◆ **Aim**:
Retype the material that follows, keeping every word as it is.

◆ **Records from a dataset**:
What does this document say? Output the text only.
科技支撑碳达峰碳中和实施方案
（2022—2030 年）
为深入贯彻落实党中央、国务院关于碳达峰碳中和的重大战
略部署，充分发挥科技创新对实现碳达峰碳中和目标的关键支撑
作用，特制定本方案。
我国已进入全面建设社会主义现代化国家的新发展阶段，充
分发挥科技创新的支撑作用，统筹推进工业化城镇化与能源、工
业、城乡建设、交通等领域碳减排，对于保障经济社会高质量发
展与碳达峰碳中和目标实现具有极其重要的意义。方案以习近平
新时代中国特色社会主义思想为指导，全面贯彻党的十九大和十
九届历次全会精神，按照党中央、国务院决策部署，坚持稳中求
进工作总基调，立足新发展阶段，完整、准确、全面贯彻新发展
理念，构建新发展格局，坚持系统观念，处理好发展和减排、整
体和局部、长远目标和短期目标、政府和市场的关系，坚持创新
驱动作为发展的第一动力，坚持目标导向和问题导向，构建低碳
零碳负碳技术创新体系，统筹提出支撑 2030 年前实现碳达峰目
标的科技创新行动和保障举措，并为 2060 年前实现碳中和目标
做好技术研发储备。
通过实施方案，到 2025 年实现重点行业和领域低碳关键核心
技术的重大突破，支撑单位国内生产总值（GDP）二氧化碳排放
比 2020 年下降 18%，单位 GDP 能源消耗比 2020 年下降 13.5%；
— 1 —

◆ **Finished answer**:
What does this document say? Output the text only.
科技支撑碳达峰碳中和实施方案
（2022—2030 年）
为深入贯彻落实党中央、国务院关于碳达峰碳中和的重大战
略部署，充分发挥科技创新对实现碳达峰碳中和目标的关键支撑
作用，特制定本方案。
我国已进入全面建设社会主义现代化国家的新发展阶段，充
分发挥科技创新的支撑作用，统筹推进工业化城镇化与能源、工
业、城乡建设、交通等领域碳减排，对于保障经济社会高质量发
展与碳达峰碳中和目标实现具有极其重要的意义。方案以习近平
新时代中国特色社会主义思想为指导，全面贯彻党的十九大和十
九届历次全会精神，按照党中央、国务院决策部署，坚持稳中求
进工作总基调，立足新发展阶段，完整、准确、全面贯彻新发展
理念，构建新发展格局，坚持系统观念，处理好发展和减排、整
体和局部、长远目标和短期目标、政府和市场的关系，坚持创新
驱动作为发展的第一动力，坚持目标导向和问题导向，构建低碳
零碳负碳技术创新体系，统筹提出支撑 2030 年前实现碳达峰目
标的科技创新行动和保障举措，并为 2060 年前实现碳中和目标
做好技术研发储备。
通过实施方案，到 2025 年实现重点行业和领域低碳关键核心
技术的重大突破，支撑单位国内生产总值（GDP）二氧化碳排放
比 2020 年下降 18%，单位 GDP 能源消耗比 2020 年下降 13.5%；
— 1 —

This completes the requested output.